→ Supplied data
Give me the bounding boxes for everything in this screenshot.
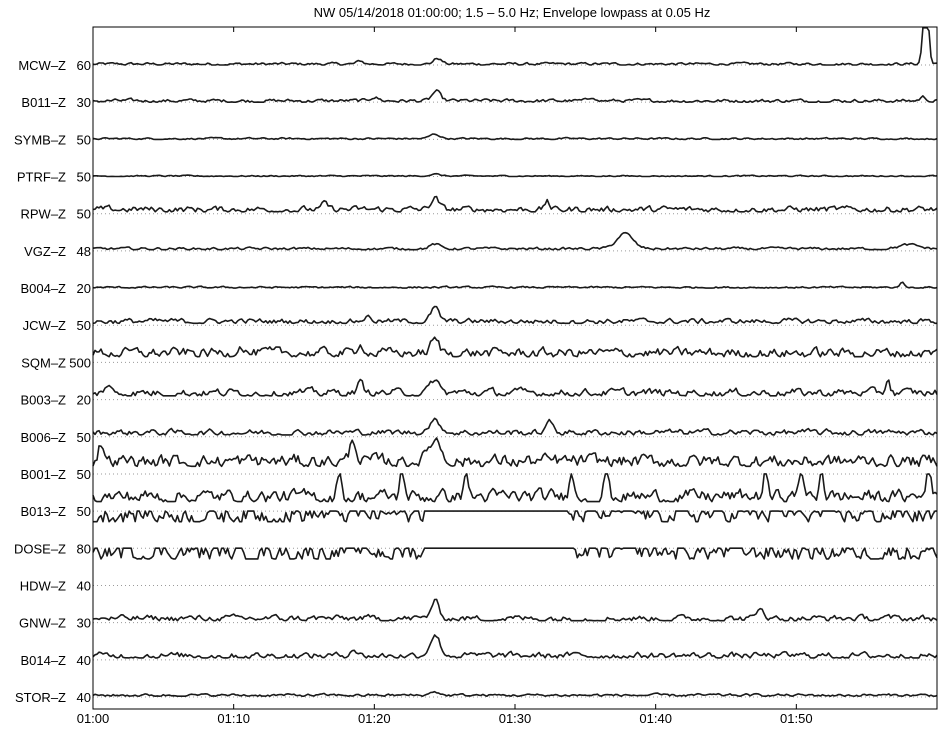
trace-series bbox=[92, 598, 938, 622]
station-label: GNW–Z bbox=[19, 616, 66, 631]
plot-frame bbox=[92, 26, 938, 710]
trace-series bbox=[92, 417, 938, 436]
station-label: SYMB–Z bbox=[14, 132, 66, 147]
trace-series bbox=[92, 473, 938, 503]
trace-series bbox=[92, 547, 938, 560]
scale-label: 60 bbox=[77, 58, 91, 73]
x-tick-label: 01:10 bbox=[217, 711, 250, 726]
scale-label: 40 bbox=[77, 690, 91, 705]
trace-series bbox=[93, 510, 937, 523]
trace-series bbox=[92, 172, 938, 178]
station-label: SQM–Z bbox=[21, 355, 66, 370]
station-label: B003–Z bbox=[20, 393, 66, 408]
scale-label: 20 bbox=[77, 393, 91, 408]
trace-series bbox=[92, 690, 938, 697]
scale-label: 50 bbox=[77, 467, 91, 482]
scale-label: 50 bbox=[77, 170, 91, 185]
station-label: B001–Z bbox=[20, 467, 66, 482]
x-tick-label: 01:30 bbox=[499, 711, 532, 726]
trace-baselines bbox=[93, 64, 937, 698]
trace-series bbox=[92, 634, 938, 659]
trace-series bbox=[92, 281, 938, 289]
trace-series bbox=[92, 27, 938, 66]
trace-series bbox=[92, 133, 938, 141]
station-label: B004–Z bbox=[20, 281, 66, 296]
station-label: B013–Z bbox=[20, 504, 66, 519]
scale-label: 50 bbox=[77, 207, 91, 222]
station-label: B006–Z bbox=[20, 430, 66, 445]
station-label: PTRF–Z bbox=[17, 170, 66, 185]
trace-series bbox=[92, 195, 938, 213]
station-label: RPW–Z bbox=[21, 207, 67, 222]
station-label: B011–Z bbox=[21, 95, 66, 110]
scale-label: 48 bbox=[77, 244, 91, 259]
scale-label: 40 bbox=[77, 653, 91, 668]
station-label: DOSE–Z bbox=[14, 541, 66, 556]
station-label: STOR–Z bbox=[15, 690, 66, 705]
scale-label: 80 bbox=[77, 541, 91, 556]
scale-label: 30 bbox=[77, 95, 91, 110]
x-tick-label: 01:20 bbox=[358, 711, 391, 726]
station-label: HDW–Z bbox=[20, 578, 66, 593]
station-label: JCW–Z bbox=[23, 318, 66, 333]
station-label: B014–Z bbox=[20, 653, 66, 668]
trace-series bbox=[92, 437, 938, 468]
x-tick-label: 01:40 bbox=[639, 711, 672, 726]
traces bbox=[92, 27, 938, 697]
scale-label: 40 bbox=[77, 578, 91, 593]
scale-label: 50 bbox=[77, 430, 91, 445]
row-labels: MCW–Z 60 B011–Z 30 SYMB–Z 50 PTRF–Z 50 RPW–Z 50 VG… bbox=[14, 58, 91, 705]
scale-label: 30 bbox=[77, 616, 91, 631]
x-tick-label: 01:00 bbox=[77, 711, 110, 726]
chart-title: NW 05/14/2018 01:00:00; 1.5 – 5.0 Hz; En… bbox=[314, 5, 711, 20]
scale-label: 50 bbox=[77, 318, 91, 333]
trace-series bbox=[92, 305, 937, 325]
station-label: MCW–Z bbox=[18, 58, 66, 73]
scale-label: 20 bbox=[77, 281, 91, 296]
scale-label: 50 bbox=[77, 504, 91, 519]
scale-label: 500 bbox=[69, 355, 91, 370]
trace-series bbox=[92, 231, 938, 251]
x-axis: 01:00 01:10 01:20 01:30 01:40 01:50 bbox=[77, 27, 813, 726]
scale-label: 50 bbox=[77, 132, 91, 147]
trace-series bbox=[92, 336, 938, 358]
station-label: VGZ–Z bbox=[24, 244, 66, 259]
trace-series bbox=[92, 89, 938, 103]
x-tick-label: 01:50 bbox=[780, 711, 813, 726]
trace-series bbox=[92, 378, 938, 397]
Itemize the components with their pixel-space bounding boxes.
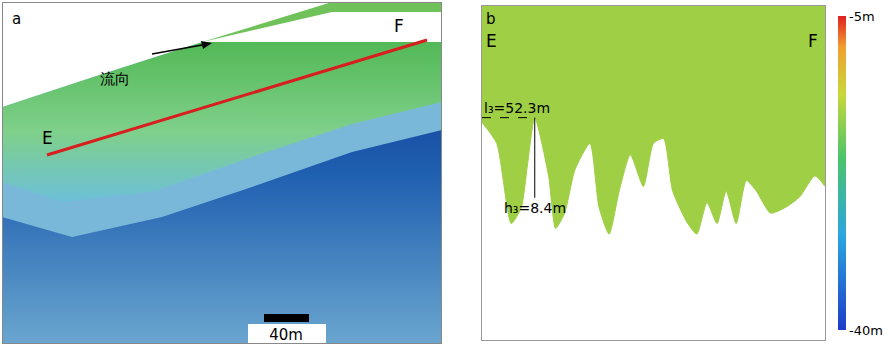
svg-text:a: a	[12, 10, 21, 28]
svg-text:流向: 流向	[100, 70, 130, 88]
svg-text:40m: 40m	[269, 326, 303, 344]
svg-text:-40m: -40m	[849, 323, 883, 338]
svg-text:F: F	[808, 31, 818, 51]
svg-text:l₃=52.3m: l₃=52.3m	[484, 100, 550, 116]
svg-text:b: b	[486, 10, 496, 28]
svg-text:-5m: -5m	[849, 9, 875, 24]
svg-text:h₃=8.4m: h₃=8.4m	[504, 200, 566, 216]
svg-text:E: E	[42, 128, 53, 148]
svg-text:F: F	[394, 16, 404, 36]
svg-text:E: E	[486, 31, 497, 51]
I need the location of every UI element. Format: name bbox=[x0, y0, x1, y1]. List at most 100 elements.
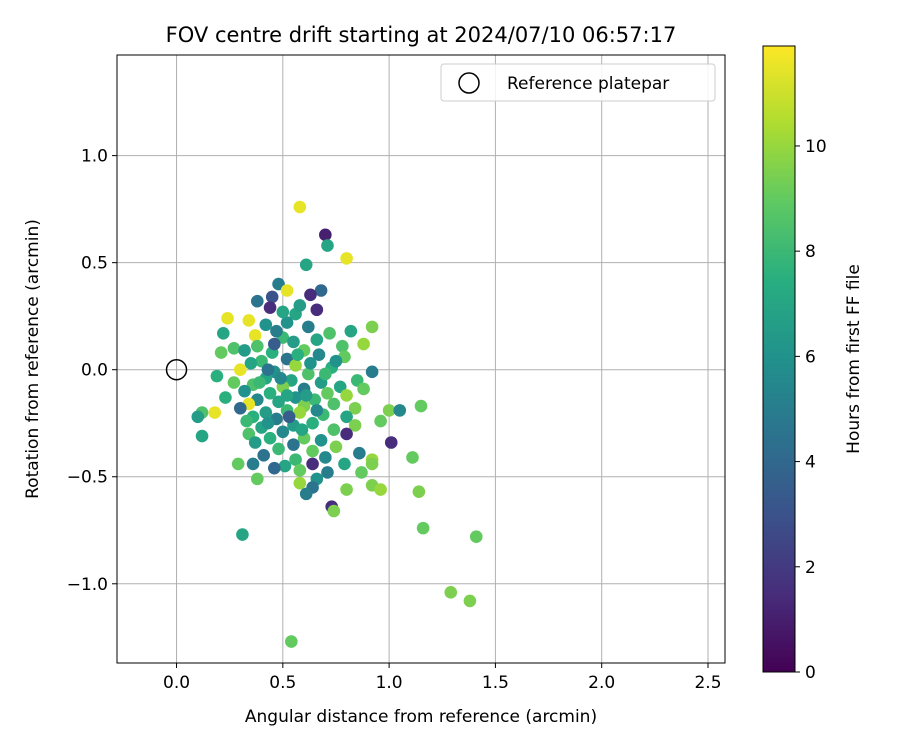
data-point bbox=[238, 344, 251, 357]
data-point bbox=[304, 288, 317, 302]
data-point bbox=[374, 483, 387, 496]
data-point bbox=[231, 457, 245, 471]
data-point bbox=[350, 374, 364, 387]
data-point bbox=[293, 476, 307, 490]
y-axis-label: Rotation from reference (arcmin) bbox=[23, 219, 43, 499]
data-point bbox=[251, 472, 264, 486]
y-tick-label: 0.0 bbox=[81, 361, 108, 381]
data-point bbox=[312, 348, 326, 362]
data-point bbox=[314, 434, 328, 447]
x-tick-label: 0.0 bbox=[163, 673, 190, 693]
data-point bbox=[287, 335, 300, 349]
data-point bbox=[214, 346, 228, 359]
data-point bbox=[238, 384, 251, 398]
data-point bbox=[248, 329, 262, 342]
data-point bbox=[310, 333, 324, 347]
data-point bbox=[384, 436, 398, 449]
data-point bbox=[195, 429, 209, 443]
data-point bbox=[261, 416, 275, 430]
data-points bbox=[165, 200, 483, 648]
data-point bbox=[365, 365, 379, 379]
colorbar-tick-label: 10 bbox=[805, 137, 827, 157]
data-point bbox=[270, 324, 283, 338]
data-point bbox=[263, 386, 277, 400]
data-point bbox=[282, 410, 296, 424]
data-point bbox=[406, 451, 419, 464]
y-tick-label: −0.5 bbox=[67, 468, 108, 488]
data-point bbox=[355, 466, 368, 479]
data-point bbox=[299, 487, 313, 501]
data-point bbox=[357, 382, 370, 396]
plot-frame bbox=[116, 54, 726, 664]
data-point bbox=[469, 530, 483, 543]
data-point bbox=[246, 457, 260, 471]
data-point bbox=[299, 389, 313, 402]
data-point bbox=[344, 324, 358, 338]
data-point bbox=[314, 284, 328, 297]
chart-title: FOV centre drift starting at 2024/07/10 … bbox=[166, 23, 677, 47]
legend-label: Reference platepar bbox=[507, 74, 669, 94]
legend-marker-open-circle-icon bbox=[458, 72, 480, 94]
data-point bbox=[255, 354, 268, 368]
colorbar-ticks: 0 2 4 6 8 10 bbox=[795, 137, 827, 683]
data-point bbox=[382, 404, 396, 417]
data-point bbox=[268, 461, 281, 475]
data-point bbox=[393, 404, 407, 417]
y-tick-label: 1.0 bbox=[81, 147, 108, 167]
data-point bbox=[248, 436, 262, 449]
data-point bbox=[374, 414, 387, 428]
reference-platepar-marker bbox=[165, 358, 188, 381]
data-point bbox=[353, 446, 366, 460]
data-point bbox=[289, 453, 302, 466]
data-point bbox=[299, 258, 313, 272]
data-point bbox=[306, 416, 319, 430]
data-point bbox=[291, 348, 304, 362]
x-axis-ticks: 0.0 0.5 1.0 1.5 2.0 2.5 bbox=[163, 663, 722, 693]
data-point bbox=[216, 327, 230, 340]
data-point bbox=[336, 339, 349, 353]
colorbar-tick-label: 6 bbox=[805, 347, 816, 367]
data-point bbox=[263, 431, 277, 445]
data-point bbox=[327, 397, 341, 411]
x-axis-label: Angular distance from reference (arcmin) bbox=[245, 707, 597, 727]
data-point bbox=[293, 299, 307, 312]
data-point bbox=[323, 327, 336, 340]
data-point bbox=[295, 423, 309, 436]
data-point bbox=[463, 594, 477, 608]
data-point bbox=[329, 354, 343, 368]
y-axis-ticks: −1.0 −0.5 0.0 0.5 1.0 bbox=[67, 147, 117, 595]
data-point bbox=[234, 401, 247, 415]
x-tick-label: 1.0 bbox=[376, 673, 403, 693]
data-point bbox=[276, 425, 290, 439]
x-tick-label: 0.5 bbox=[269, 673, 296, 693]
colorbar-tick-label: 0 bbox=[805, 663, 816, 683]
x-tick-label: 2.0 bbox=[588, 673, 615, 693]
x-tick-label: 2.5 bbox=[694, 673, 721, 693]
colorbar-gradient bbox=[762, 45, 796, 673]
data-point bbox=[306, 457, 319, 471]
data-point bbox=[321, 386, 334, 400]
data-point bbox=[257, 449, 270, 462]
data-point bbox=[251, 294, 264, 308]
data-point bbox=[251, 339, 264, 353]
data-point bbox=[244, 356, 258, 370]
data-point bbox=[268, 337, 281, 351]
data-point bbox=[365, 457, 379, 471]
data-point bbox=[221, 312, 234, 325]
data-point bbox=[302, 320, 315, 334]
data-point bbox=[280, 316, 294, 329]
data-point bbox=[338, 457, 351, 471]
data-point bbox=[329, 440, 343, 454]
data-point bbox=[280, 389, 294, 402]
data-point bbox=[265, 290, 279, 304]
data-point bbox=[274, 371, 287, 385]
data-point bbox=[365, 320, 379, 334]
data-point bbox=[208, 406, 222, 419]
data-point bbox=[327, 423, 341, 436]
data-point bbox=[304, 356, 317, 370]
data-point bbox=[319, 367, 332, 381]
x-tick-label: 1.5 bbox=[482, 673, 509, 693]
data-point bbox=[287, 438, 300, 451]
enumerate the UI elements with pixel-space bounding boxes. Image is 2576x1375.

→ Exercise aim
Copy out the rows from the line containing "data-point bbox=[238, 344, 251, 357]" through the line containing "data-point bbox=[238, 384, 251, 398]", including both of those lines, with no changes.

→ Exercise response
data-point bbox=[238, 344, 251, 357]
data-point bbox=[304, 288, 317, 302]
data-point bbox=[374, 483, 387, 496]
data-point bbox=[231, 457, 245, 471]
data-point bbox=[350, 374, 364, 387]
data-point bbox=[293, 476, 307, 490]
y-axis-label: Rotation from reference (arcmin) bbox=[23, 219, 43, 499]
data-point bbox=[251, 472, 264, 486]
y-tick-label: 0.0 bbox=[81, 361, 108, 381]
data-point bbox=[312, 348, 326, 362]
data-point bbox=[314, 434, 328, 447]
x-tick-label: 0.0 bbox=[163, 673, 190, 693]
data-point bbox=[287, 335, 300, 349]
data-point bbox=[214, 346, 228, 359]
data-point bbox=[238, 384, 251, 398]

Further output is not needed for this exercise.